■ **Problem**
Make an exact copy of the entries, and keep any pictures out of it.
====== Available data ======
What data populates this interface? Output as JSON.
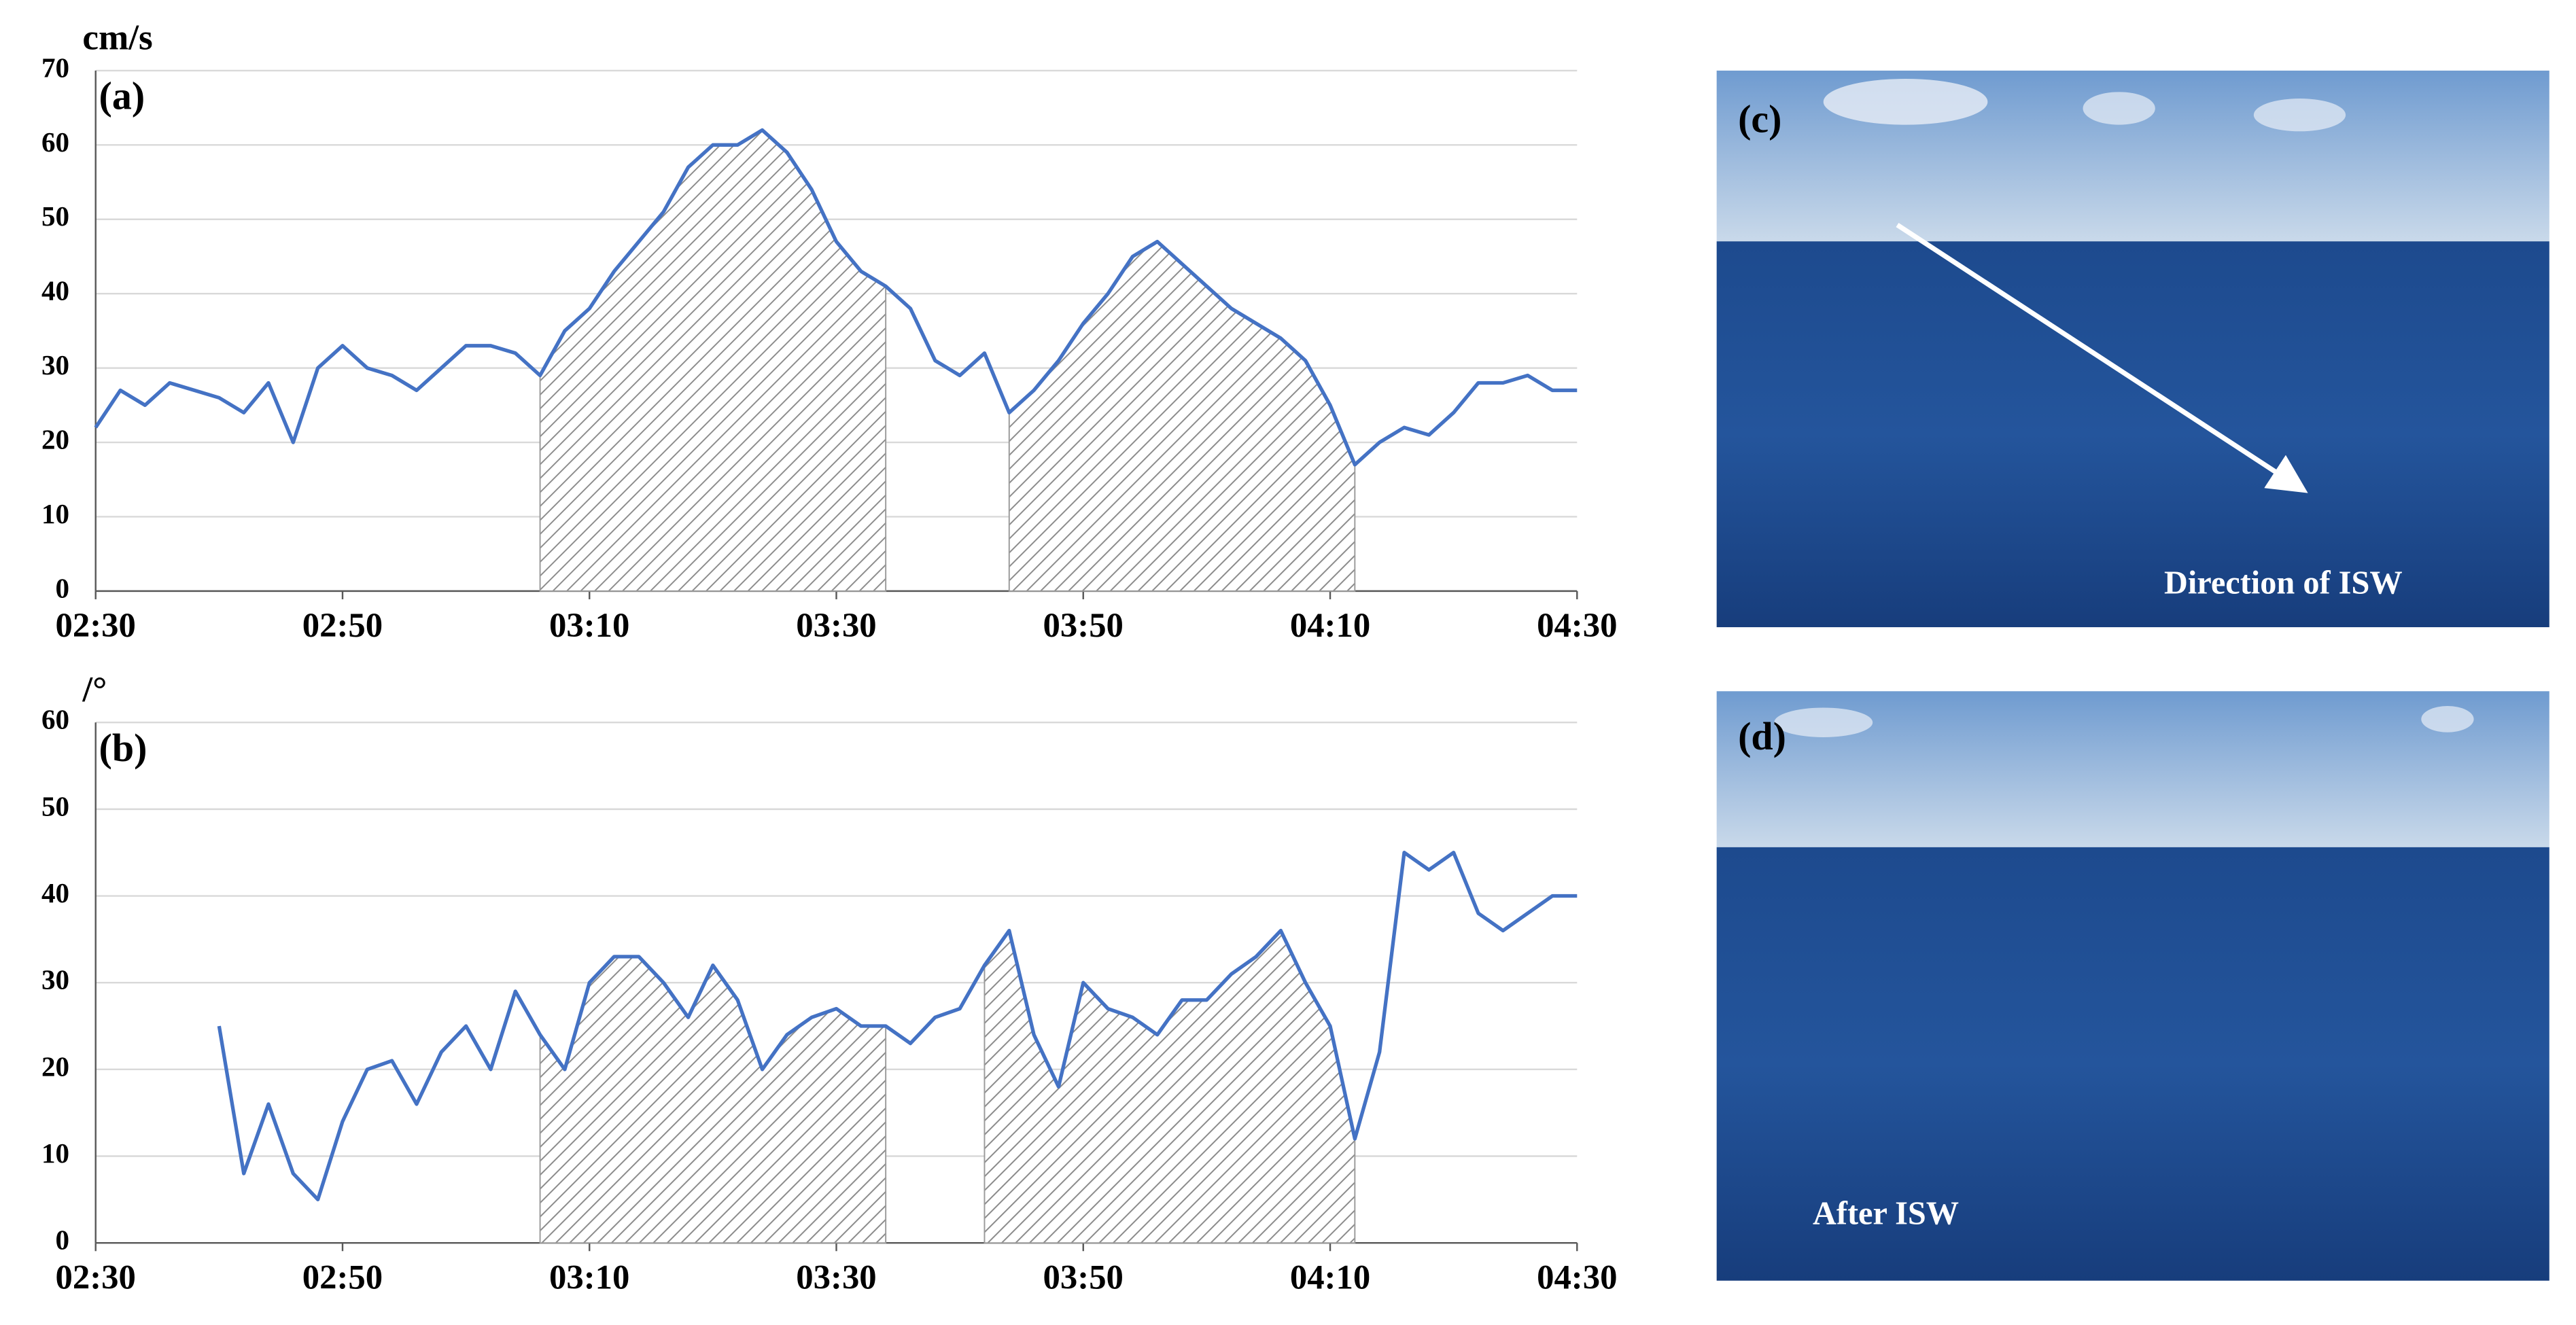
{
  "chart_data": [
    {
      "type": "line",
      "panel_label": "(a)",
      "y_label": "cm/s",
      "x": [
        "02:30",
        "02:32",
        "02:34",
        "02:36",
        "02:38",
        "02:40",
        "02:42",
        "02:44",
        "02:46",
        "02:48",
        "02:50",
        "02:52",
        "02:54",
        "02:56",
        "02:58",
        "03:00",
        "03:02",
        "03:04",
        "03:06",
        "03:08",
        "03:10",
        "03:12",
        "03:14",
        "03:16",
        "03:18",
        "03:20",
        "03:22",
        "03:24",
        "03:26",
        "03:28",
        "03:30",
        "03:32",
        "03:34",
        "03:36",
        "03:38",
        "03:40",
        "03:42",
        "03:44",
        "03:46",
        "03:48",
        "03:50",
        "03:52",
        "03:54",
        "03:56",
        "03:58",
        "04:00",
        "04:02",
        "04:04",
        "04:06",
        "04:08",
        "04:10",
        "04:12",
        "04:14",
        "04:16",
        "04:18",
        "04:20",
        "04:22",
        "04:24",
        "04:26",
        "04:28",
        "04:30"
      ],
      "series": [
        {
          "color": "#4472c4",
          "values": [
            22,
            27,
            25,
            28,
            27,
            26,
            24,
            28,
            20,
            30,
            33,
            30,
            29,
            27,
            30,
            33,
            33,
            32,
            29,
            35,
            38,
            43,
            47,
            51,
            57,
            60,
            60,
            62,
            59,
            54,
            47,
            43,
            41,
            38,
            31,
            29,
            32,
            24,
            27,
            31,
            36,
            40,
            45,
            47,
            44,
            41,
            38,
            36,
            34,
            31,
            25,
            17,
            20,
            22,
            21,
            24,
            28,
            28,
            29,
            27,
            27
          ]
        }
      ],
      "shaded": [
        [
          "03:06",
          "03:34"
        ],
        [
          "03:44",
          "04:12"
        ]
      ],
      "xlim": [
        "02:30",
        "04:30"
      ],
      "xticks": [
        "02:30",
        "02:50",
        "03:10",
        "03:30",
        "03:50",
        "04:10",
        "04:30"
      ],
      "ylim": [
        0,
        70
      ],
      "yticks": [
        0,
        10,
        20,
        30,
        40,
        50,
        60,
        70
      ],
      "grid": true
    },
    {
      "type": "line",
      "panel_label": "(b)",
      "y_label": "/°",
      "x": [
        "02:40",
        "02:42",
        "02:44",
        "02:46",
        "02:48",
        "02:50",
        "02:52",
        "02:54",
        "02:56",
        "02:58",
        "03:00",
        "03:02",
        "03:04",
        "03:06",
        "03:08",
        "03:10",
        "03:12",
        "03:14",
        "03:16",
        "03:18",
        "03:20",
        "03:22",
        "03:24",
        "03:26",
        "03:28",
        "03:30",
        "03:32",
        "03:34",
        "03:36",
        "03:38",
        "03:40",
        "03:42",
        "03:44",
        "03:46",
        "03:48",
        "03:50",
        "03:52",
        "03:54",
        "03:56",
        "03:58",
        "04:00",
        "04:02",
        "04:04",
        "04:06",
        "04:08",
        "04:10",
        "04:12",
        "04:14",
        "04:16",
        "04:18",
        "04:20",
        "04:22",
        "04:24",
        "04:26",
        "04:28",
        "04:30"
      ],
      "series": [
        {
          "color": "#4472c4",
          "values": [
            25,
            8,
            16,
            8,
            5,
            14,
            20,
            21,
            16,
            22,
            25,
            20,
            29,
            24,
            20,
            30,
            33,
            33,
            30,
            26,
            32,
            28,
            20,
            24,
            26,
            27,
            25,
            25,
            23,
            26,
            27,
            32,
            36,
            24,
            18,
            30,
            27,
            26,
            24,
            28,
            28,
            31,
            33,
            36,
            30,
            25,
            12,
            22,
            45,
            43,
            45,
            38,
            36,
            38,
            40,
            40
          ]
        }
      ],
      "shaded": [
        [
          "03:06",
          "03:34"
        ],
        [
          "03:42",
          "04:12"
        ]
      ],
      "xlim": [
        "02:30",
        "04:30"
      ],
      "xticks": [
        "02:30",
        "02:50",
        "03:10",
        "03:30",
        "03:50",
        "04:10",
        "04:30"
      ],
      "ylim": [
        0,
        60
      ],
      "yticks": [
        0,
        10,
        20,
        30,
        40,
        50,
        60
      ],
      "grid": true
    }
  ],
  "photos": [
    {
      "label": "(c)",
      "caption": "Direction of ISW"
    },
    {
      "label": "(d)",
      "caption": "After ISW"
    }
  ]
}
======
■ **Response to the task**
What data populates this interface? Output as JSON.
{
  "chart_data": [
    {
      "type": "line",
      "panel_label": "(a)",
      "y_label": "cm/s",
      "x": [
        "02:30",
        "02:32",
        "02:34",
        "02:36",
        "02:38",
        "02:40",
        "02:42",
        "02:44",
        "02:46",
        "02:48",
        "02:50",
        "02:52",
        "02:54",
        "02:56",
        "02:58",
        "03:00",
        "03:02",
        "03:04",
        "03:06",
        "03:08",
        "03:10",
        "03:12",
        "03:14",
        "03:16",
        "03:18",
        "03:20",
        "03:22",
        "03:24",
        "03:26",
        "03:28",
        "03:30",
        "03:32",
        "03:34",
        "03:36",
        "03:38",
        "03:40",
        "03:42",
        "03:44",
        "03:46",
        "03:48",
        "03:50",
        "03:52",
        "03:54",
        "03:56",
        "03:58",
        "04:00",
        "04:02",
        "04:04",
        "04:06",
        "04:08",
        "04:10",
        "04:12",
        "04:14",
        "04:16",
        "04:18",
        "04:20",
        "04:22",
        "04:24",
        "04:26",
        "04:28",
        "04:30"
      ],
      "series": [
        {
          "color": "#4472c4",
          "values": [
            22,
            27,
            25,
            28,
            27,
            26,
            24,
            28,
            20,
            30,
            33,
            30,
            29,
            27,
            30,
            33,
            33,
            32,
            29,
            35,
            38,
            43,
            47,
            51,
            57,
            60,
            60,
            62,
            59,
            54,
            47,
            43,
            41,
            38,
            31,
            29,
            32,
            24,
            27,
            31,
            36,
            40,
            45,
            47,
            44,
            41,
            38,
            36,
            34,
            31,
            25,
            17,
            20,
            22,
            21,
            24,
            28,
            28,
            29,
            27,
            27
          ]
        }
      ],
      "shaded": [
        [
          "03:06",
          "03:34"
        ],
        [
          "03:44",
          "04:12"
        ]
      ],
      "xlim": [
        "02:30",
        "04:30"
      ],
      "xticks": [
        "02:30",
        "02:50",
        "03:10",
        "03:30",
        "03:50",
        "04:10",
        "04:30"
      ],
      "ylim": [
        0,
        70
      ],
      "yticks": [
        0,
        10,
        20,
        30,
        40,
        50,
        60,
        70
      ],
      "grid": true
    },
    {
      "type": "line",
      "panel_label": "(b)",
      "y_label": "/°",
      "x": [
        "02:40",
        "02:42",
        "02:44",
        "02:46",
        "02:48",
        "02:50",
        "02:52",
        "02:54",
        "02:56",
        "02:58",
        "03:00",
        "03:02",
        "03:04",
        "03:06",
        "03:08",
        "03:10",
        "03:12",
        "03:14",
        "03:16",
        "03:18",
        "03:20",
        "03:22",
        "03:24",
        "03:26",
        "03:28",
        "03:30",
        "03:32",
        "03:34",
        "03:36",
        "03:38",
        "03:40",
        "03:42",
        "03:44",
        "03:46",
        "03:48",
        "03:50",
        "03:52",
        "03:54",
        "03:56",
        "03:58",
        "04:00",
        "04:02",
        "04:04",
        "04:06",
        "04:08",
        "04:10",
        "04:12",
        "04:14",
        "04:16",
        "04:18",
        "04:20",
        "04:22",
        "04:24",
        "04:26",
        "04:28",
        "04:30"
      ],
      "series": [
        {
          "color": "#4472c4",
          "values": [
            25,
            8,
            16,
            8,
            5,
            14,
            20,
            21,
            16,
            22,
            25,
            20,
            29,
            24,
            20,
            30,
            33,
            33,
            30,
            26,
            32,
            28,
            20,
            24,
            26,
            27,
            25,
            25,
            23,
            26,
            27,
            32,
            36,
            24,
            18,
            30,
            27,
            26,
            24,
            28,
            28,
            31,
            33,
            36,
            30,
            25,
            12,
            22,
            45,
            43,
            45,
            38,
            36,
            38,
            40,
            40
          ]
        }
      ],
      "shaded": [
        [
          "03:06",
          "03:34"
        ],
        [
          "03:42",
          "04:12"
        ]
      ],
      "xlim": [
        "02:30",
        "04:30"
      ],
      "xticks": [
        "02:30",
        "02:50",
        "03:10",
        "03:30",
        "03:50",
        "04:10",
        "04:30"
      ],
      "ylim": [
        0,
        60
      ],
      "yticks": [
        0,
        10,
        20,
        30,
        40,
        50,
        60
      ],
      "grid": true
    }
  ],
  "photos": [
    {
      "label": "(c)",
      "caption": "Direction of ISW"
    },
    {
      "label": "(d)",
      "caption": "After ISW"
    }
  ]
}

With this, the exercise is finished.